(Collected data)
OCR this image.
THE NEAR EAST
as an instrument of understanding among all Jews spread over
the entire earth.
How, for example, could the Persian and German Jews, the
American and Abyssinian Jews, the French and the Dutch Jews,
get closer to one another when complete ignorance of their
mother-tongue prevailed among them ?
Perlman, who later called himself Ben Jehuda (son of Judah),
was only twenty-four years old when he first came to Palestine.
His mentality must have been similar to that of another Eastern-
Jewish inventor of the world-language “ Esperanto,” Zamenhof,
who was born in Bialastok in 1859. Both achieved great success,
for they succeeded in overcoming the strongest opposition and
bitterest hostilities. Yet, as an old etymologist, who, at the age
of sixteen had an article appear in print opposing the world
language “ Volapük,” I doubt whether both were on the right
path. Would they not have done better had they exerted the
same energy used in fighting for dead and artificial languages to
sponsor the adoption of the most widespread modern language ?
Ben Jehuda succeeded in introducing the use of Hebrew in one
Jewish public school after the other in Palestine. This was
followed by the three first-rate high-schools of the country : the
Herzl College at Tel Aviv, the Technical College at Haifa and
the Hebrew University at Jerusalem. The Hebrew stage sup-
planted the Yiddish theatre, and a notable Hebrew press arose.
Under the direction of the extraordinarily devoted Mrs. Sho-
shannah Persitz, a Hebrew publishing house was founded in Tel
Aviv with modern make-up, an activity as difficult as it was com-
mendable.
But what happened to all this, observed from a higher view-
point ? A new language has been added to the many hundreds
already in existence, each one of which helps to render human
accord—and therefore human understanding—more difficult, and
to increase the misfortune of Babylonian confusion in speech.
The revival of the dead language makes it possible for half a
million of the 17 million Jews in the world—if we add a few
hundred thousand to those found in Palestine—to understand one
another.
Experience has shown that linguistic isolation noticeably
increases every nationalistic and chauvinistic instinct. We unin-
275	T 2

### WRITTEN REQUEST
Please output the complete data exactly.

### ANSWER TO THIS PROBLEM
OCR this image.
THE NEAR EAST
as an instrument of understanding among all Jews spread over
the entire earth.
How, for example, could the Persian and German Jews, the
American and Abyssinian Jews, the French and the Dutch Jews,
get closer to one another when complete ignorance of their
mother-tongue prevailed among them ?
Perlman, who later called himself Ben Jehuda (son of Judah),
was only twenty-four years old when he first came to Palestine.
His mentality must have been similar to that of another Eastern-
Jewish inventor of the world-language “ Esperanto,” Zamenhof,
who was born in Bialastok in 1859. Both achieved great success,
for they succeeded in overcoming the strongest opposition and
bitterest hostilities. Yet, as an old etymologist, who, at the age
of sixteen had an article appear in print opposing the world
language “ Volapük,” I doubt whether both were on the right
path. Would they not have done better had they exerted the
same energy used in fighting for dead and artificial languages to
sponsor the adoption of the most widespread modern language ?
Ben Jehuda succeeded in introducing the use of Hebrew in one
Jewish public school after the other in Palestine. This was
followed by the three first-rate high-schools of the country : the
Herzl College at Tel Aviv, the Technical College at Haifa and
the Hebrew University at Jerusalem. The Hebrew stage sup-
planted the Yiddish theatre, and a notable Hebrew press arose.
Under the direction of the extraordinarily devoted Mrs. Sho-
shannah Persitz, a Hebrew publishing house was founded in Tel
Aviv with modern make-up, an activity as difficult as it was com-
mendable.
But what happened to all this, observed from a higher view-
point ? A new language has been added to the many hundreds
already in existence, each one of which helps to render human
accord—and therefore human understanding—more difficult, and
to increase the misfortune of Babylonian confusion in speech.
The revival of the dead language makes it possible for half a
million of the 17 million Jews in the world—if we add a few
hundred thousand to those found in Palestine—to understand one
another.
Experience has shown that linguistic isolation noticeably
increases every nationalistic and chauvinistic instinct. We unin-
275	T 2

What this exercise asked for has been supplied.